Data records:
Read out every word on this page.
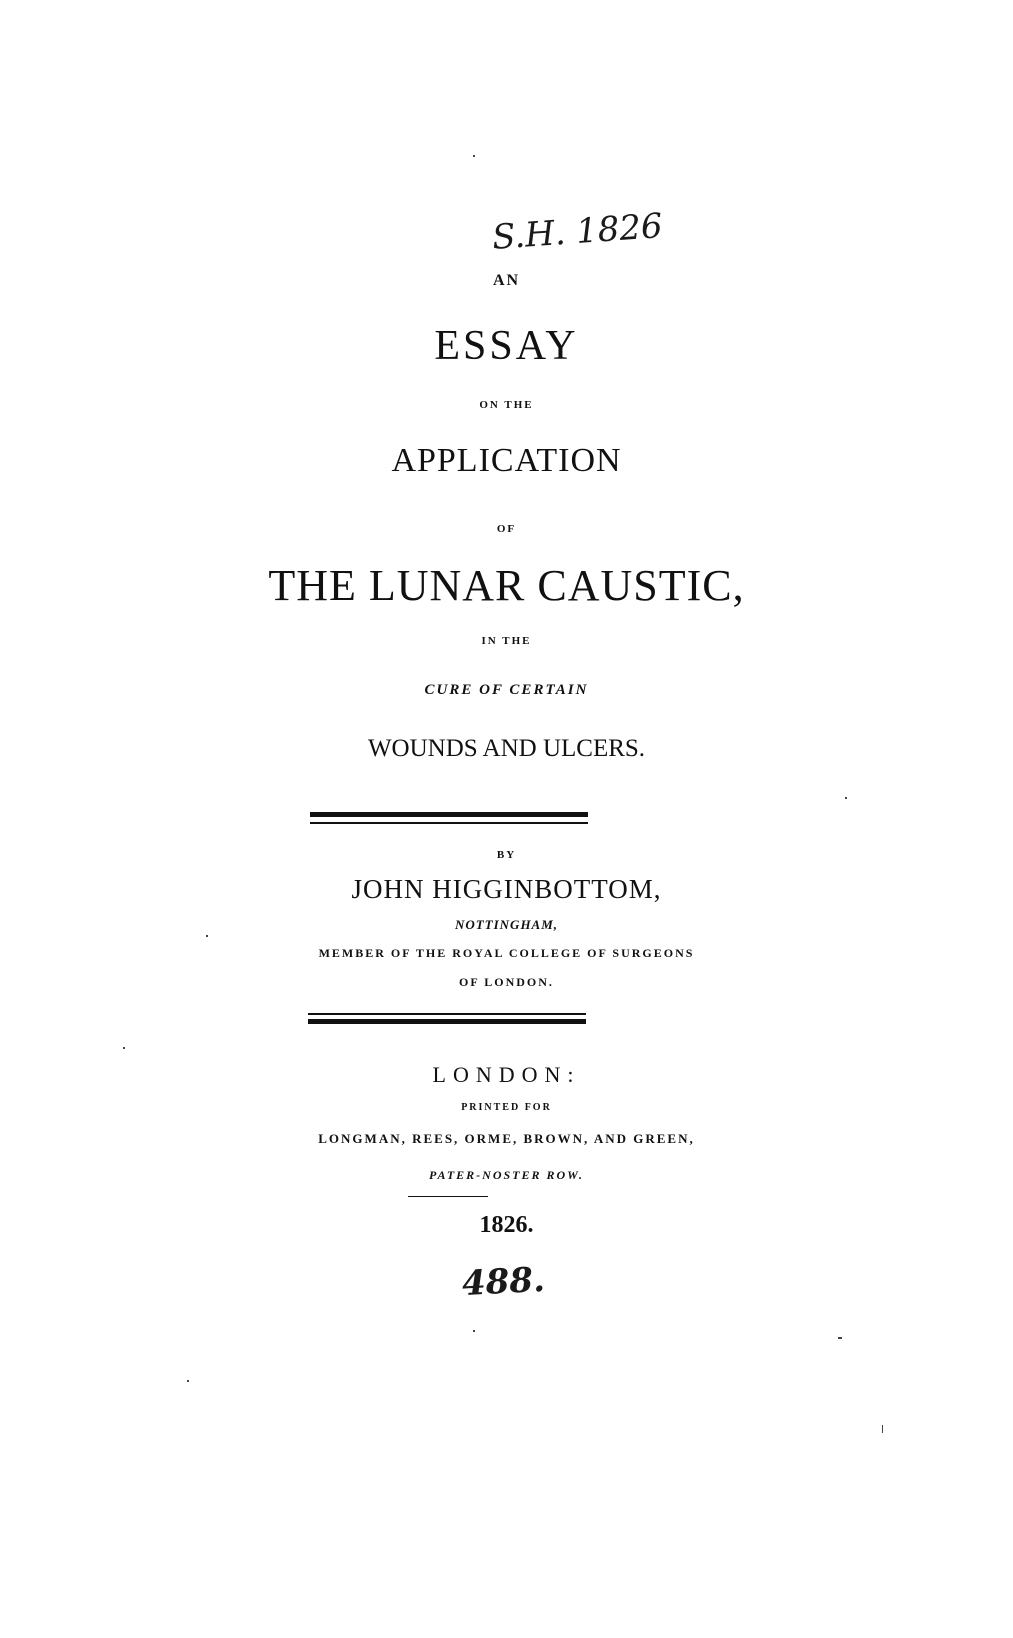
S.H. 1826
488.
AN
ESSAY
ON THE
APPLICATION
OF
THE LUNAR CAUSTIC,
IN THE
CURE OF CERTAIN
WOUNDS AND ULCERS.
BY
JOHN HIGGINBOTTOM,
NOTTINGHAM,
MEMBER OF THE ROYAL COLLEGE OF SURGEONS
OF LONDON.
LONDON:
PRINTED FOR
LONGMAN, REES, ORME, BROWN, AND GREEN,
PATER-NOSTER ROW.
1826.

■ WHAT IS ASKED ■
All the material shown above is to be copied exactly, with no pictures carried over.

■ ANSWER TO THE PROBLEM ■
Read out every word on this page.
S.H. 1826
488.
AN
ESSAY
ON THE
APPLICATION
OF
THE LUNAR CAUSTIC,
IN THE
CURE OF CERTAIN
WOUNDS AND ULCERS.
BY
JOHN HIGGINBOTTOM,
NOTTINGHAM,
MEMBER OF THE ROYAL COLLEGE OF SURGEONS
OF LONDON.
LONDON:
PRINTED FOR
LONGMAN, REES, ORME, BROWN, AND GREEN,
PATER-NOSTER ROW.
1826.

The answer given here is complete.